— Start Data for the task —

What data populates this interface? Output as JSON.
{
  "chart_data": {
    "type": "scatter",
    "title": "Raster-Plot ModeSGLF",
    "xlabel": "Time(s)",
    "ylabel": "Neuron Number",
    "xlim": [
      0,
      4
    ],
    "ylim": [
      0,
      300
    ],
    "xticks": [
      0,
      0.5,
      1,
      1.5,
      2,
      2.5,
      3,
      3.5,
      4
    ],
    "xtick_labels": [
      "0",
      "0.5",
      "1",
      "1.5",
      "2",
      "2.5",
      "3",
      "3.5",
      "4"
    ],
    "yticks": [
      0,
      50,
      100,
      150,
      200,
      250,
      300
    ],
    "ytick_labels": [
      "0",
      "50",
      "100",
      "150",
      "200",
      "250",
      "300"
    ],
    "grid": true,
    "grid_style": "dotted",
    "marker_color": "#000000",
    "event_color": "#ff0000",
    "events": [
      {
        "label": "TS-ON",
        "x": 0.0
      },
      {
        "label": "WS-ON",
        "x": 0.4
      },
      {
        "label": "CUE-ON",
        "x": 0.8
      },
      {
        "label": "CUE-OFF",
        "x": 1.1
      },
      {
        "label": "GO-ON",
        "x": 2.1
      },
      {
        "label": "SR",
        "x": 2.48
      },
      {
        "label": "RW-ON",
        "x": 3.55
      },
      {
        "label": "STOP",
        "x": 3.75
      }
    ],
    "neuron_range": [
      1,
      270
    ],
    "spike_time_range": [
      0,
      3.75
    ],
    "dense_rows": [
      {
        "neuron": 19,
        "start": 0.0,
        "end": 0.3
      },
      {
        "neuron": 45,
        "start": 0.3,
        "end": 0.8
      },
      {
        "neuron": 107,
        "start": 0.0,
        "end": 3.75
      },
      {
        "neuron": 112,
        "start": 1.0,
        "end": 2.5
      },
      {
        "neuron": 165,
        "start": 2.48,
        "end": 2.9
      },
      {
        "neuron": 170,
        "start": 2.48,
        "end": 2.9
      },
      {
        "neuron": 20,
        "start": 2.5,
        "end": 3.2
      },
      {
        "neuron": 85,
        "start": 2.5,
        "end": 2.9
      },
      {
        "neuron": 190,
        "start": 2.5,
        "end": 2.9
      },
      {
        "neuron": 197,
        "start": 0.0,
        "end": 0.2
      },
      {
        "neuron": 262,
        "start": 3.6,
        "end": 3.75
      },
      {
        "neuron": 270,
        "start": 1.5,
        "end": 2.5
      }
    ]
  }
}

— End Data for the task —

Exercise -
The full set of records should be duplicated exactly.

Written answer -
What data populates this interface? Output as JSON.
{
  "chart_data": {
    "type": "scatter",
    "title": "Raster-Plot ModeSGLF",
    "xlabel": "Time(s)",
    "ylabel": "Neuron Number",
    "xlim": [
      0,
      4
    ],
    "ylim": [
      0,
      300
    ],
    "xticks": [
      0,
      0.5,
      1,
      1.5,
      2,
      2.5,
      3,
      3.5,
      4
    ],
    "xtick_labels": [
      "0",
      "0.5",
      "1",
      "1.5",
      "2",
      "2.5",
      "3",
      "3.5",
      "4"
    ],
    "yticks": [
      0,
      50,
      100,
      150,
      200,
      250,
      300
    ],
    "ytick_labels": [
      "0",
      "50",
      "100",
      "150",
      "200",
      "250",
      "300"
    ],
    "grid": true,
    "grid_style": "dotted",
    "marker_color": "#000000",
    "event_color": "#ff0000",
    "events": [
      {
        "label": "TS-ON",
        "x": 0.0
      },
      {
        "label": "WS-ON",
        "x": 0.4
      },
      {
        "label": "CUE-ON",
        "x": 0.8
      },
      {
        "label": "CUE-OFF",
        "x": 1.1
      },
      {
        "label": "GO-ON",
        "x": 2.1
      },
      {
        "label": "SR",
        "x": 2.48
      },
      {
        "label": "RW-ON",
        "x": 3.55
      },
      {
        "label": "STOP",
        "x": 3.75
      }
    ],
    "neuron_range": [
      1,
      270
    ],
    "spike_time_range": [
      0,
      3.75
    ],
    "dense_rows": [
      {
        "neuron": 19,
        "start": 0.0,
        "end": 0.3
      },
      {
        "neuron": 45,
        "start": 0.3,
        "end": 0.8
      },
      {
        "neuron": 107,
        "start": 0.0,
        "end": 3.75
      },
      {
        "neuron": 112,
        "start": 1.0,
        "end": 2.5
      },
      {
        "neuron": 165,
        "start": 2.48,
        "end": 2.9
      },
      {
        "neuron": 170,
        "start": 2.48,
        "end": 2.9
      },
      {
        "neuron": 20,
        "start": 2.5,
        "end": 3.2
      },
      {
        "neuron": 85,
        "start": 2.5,
        "end": 2.9
      },
      {
        "neuron": 190,
        "start": 2.5,
        "end": 2.9
      },
      {
        "neuron": 197,
        "start": 0.0,
        "end": 0.2
      },
      {
        "neuron": 262,
        "start": 3.6,
        "end": 3.75
      },
      {
        "neuron": 270,
        "start": 1.5,
        "end": 2.5
      }
    ]
  }
}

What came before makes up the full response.